Required work: Look through the material below. Copy every line with the string "name" in it.

(Figure data in JSON)
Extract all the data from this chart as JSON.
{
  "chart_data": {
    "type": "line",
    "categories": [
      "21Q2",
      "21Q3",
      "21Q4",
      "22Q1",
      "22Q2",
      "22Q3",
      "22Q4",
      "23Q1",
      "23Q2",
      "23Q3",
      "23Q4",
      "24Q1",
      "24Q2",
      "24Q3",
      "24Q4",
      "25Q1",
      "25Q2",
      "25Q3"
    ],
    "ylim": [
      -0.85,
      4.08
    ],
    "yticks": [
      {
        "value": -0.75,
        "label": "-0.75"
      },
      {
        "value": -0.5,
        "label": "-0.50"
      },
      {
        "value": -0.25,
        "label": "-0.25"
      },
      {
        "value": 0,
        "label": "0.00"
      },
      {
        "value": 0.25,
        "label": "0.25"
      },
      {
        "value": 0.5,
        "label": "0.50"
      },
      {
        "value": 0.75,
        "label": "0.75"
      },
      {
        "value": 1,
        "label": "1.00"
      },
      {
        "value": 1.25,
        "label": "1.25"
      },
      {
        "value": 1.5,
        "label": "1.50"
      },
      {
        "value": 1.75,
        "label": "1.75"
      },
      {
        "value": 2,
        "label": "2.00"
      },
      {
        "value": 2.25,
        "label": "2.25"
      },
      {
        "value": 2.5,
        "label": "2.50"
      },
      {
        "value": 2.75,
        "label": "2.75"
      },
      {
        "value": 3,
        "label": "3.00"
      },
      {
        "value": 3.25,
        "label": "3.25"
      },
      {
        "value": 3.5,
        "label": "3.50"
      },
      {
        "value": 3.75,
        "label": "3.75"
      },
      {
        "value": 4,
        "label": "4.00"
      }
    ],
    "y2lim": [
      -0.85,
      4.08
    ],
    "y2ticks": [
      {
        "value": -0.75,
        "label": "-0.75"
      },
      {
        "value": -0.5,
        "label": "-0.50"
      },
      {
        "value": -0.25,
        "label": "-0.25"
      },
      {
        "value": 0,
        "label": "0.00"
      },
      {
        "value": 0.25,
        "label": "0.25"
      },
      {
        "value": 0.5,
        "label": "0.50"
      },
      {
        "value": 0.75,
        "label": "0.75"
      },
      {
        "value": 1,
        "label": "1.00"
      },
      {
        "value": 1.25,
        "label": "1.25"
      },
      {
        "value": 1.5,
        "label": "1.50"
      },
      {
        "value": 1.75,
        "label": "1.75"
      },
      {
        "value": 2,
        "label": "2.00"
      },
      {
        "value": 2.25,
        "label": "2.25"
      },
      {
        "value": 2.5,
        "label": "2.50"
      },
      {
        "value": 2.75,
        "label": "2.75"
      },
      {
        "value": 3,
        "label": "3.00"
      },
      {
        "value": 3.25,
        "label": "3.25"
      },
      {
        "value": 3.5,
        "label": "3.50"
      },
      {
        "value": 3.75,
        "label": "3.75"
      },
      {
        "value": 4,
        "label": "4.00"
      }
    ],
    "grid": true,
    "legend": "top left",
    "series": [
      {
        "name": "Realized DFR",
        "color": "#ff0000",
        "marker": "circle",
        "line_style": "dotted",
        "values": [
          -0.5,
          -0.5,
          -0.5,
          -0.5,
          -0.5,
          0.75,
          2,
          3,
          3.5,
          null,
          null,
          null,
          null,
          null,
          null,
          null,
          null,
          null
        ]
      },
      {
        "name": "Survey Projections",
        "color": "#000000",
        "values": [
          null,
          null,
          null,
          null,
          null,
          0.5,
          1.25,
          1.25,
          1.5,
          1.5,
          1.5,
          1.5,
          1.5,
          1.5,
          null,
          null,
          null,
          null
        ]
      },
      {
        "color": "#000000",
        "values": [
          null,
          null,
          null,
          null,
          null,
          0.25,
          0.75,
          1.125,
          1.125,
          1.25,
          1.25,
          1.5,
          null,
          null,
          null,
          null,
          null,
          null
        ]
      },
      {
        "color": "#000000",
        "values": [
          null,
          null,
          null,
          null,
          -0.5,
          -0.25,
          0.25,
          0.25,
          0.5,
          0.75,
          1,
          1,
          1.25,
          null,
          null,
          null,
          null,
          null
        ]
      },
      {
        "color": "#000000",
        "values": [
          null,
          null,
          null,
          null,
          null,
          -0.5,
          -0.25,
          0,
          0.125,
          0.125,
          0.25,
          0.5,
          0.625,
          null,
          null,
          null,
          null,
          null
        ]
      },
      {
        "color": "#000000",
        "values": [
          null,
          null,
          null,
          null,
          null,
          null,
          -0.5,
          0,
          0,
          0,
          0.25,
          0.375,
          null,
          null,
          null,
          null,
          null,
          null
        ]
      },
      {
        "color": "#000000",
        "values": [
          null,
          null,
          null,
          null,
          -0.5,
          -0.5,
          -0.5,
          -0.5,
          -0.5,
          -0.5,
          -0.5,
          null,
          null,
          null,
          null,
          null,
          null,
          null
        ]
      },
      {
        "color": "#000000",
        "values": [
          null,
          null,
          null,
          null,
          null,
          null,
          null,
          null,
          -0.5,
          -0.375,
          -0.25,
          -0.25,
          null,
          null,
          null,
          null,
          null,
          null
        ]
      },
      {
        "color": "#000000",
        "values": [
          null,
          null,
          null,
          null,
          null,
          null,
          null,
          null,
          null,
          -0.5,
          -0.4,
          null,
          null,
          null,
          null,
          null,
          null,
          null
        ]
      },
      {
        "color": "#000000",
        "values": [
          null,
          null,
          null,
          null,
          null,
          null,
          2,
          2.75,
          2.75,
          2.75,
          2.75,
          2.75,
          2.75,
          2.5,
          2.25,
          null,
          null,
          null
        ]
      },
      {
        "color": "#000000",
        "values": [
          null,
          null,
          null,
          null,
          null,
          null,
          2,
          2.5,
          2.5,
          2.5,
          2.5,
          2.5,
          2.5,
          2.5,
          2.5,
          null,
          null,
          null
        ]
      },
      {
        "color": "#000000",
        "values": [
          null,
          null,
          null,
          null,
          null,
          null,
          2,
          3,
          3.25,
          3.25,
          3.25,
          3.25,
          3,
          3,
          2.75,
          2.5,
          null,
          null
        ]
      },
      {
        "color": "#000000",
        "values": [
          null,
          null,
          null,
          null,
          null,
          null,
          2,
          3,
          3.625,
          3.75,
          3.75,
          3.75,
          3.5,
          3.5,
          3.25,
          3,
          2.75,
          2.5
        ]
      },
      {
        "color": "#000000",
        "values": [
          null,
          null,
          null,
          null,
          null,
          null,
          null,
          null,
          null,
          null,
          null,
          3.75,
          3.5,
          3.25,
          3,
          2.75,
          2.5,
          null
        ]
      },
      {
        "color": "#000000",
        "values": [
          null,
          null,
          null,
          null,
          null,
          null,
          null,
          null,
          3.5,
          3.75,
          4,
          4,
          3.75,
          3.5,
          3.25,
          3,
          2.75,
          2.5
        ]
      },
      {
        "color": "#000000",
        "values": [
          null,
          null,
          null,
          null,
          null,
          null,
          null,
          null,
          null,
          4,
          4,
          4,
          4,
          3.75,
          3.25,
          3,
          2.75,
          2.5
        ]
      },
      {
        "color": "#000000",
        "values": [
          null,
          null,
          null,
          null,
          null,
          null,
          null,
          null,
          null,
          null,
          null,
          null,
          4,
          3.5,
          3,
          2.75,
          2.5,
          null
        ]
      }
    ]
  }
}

Reply:
        "name": "Realized DFR",
        "name": "Survey Projections",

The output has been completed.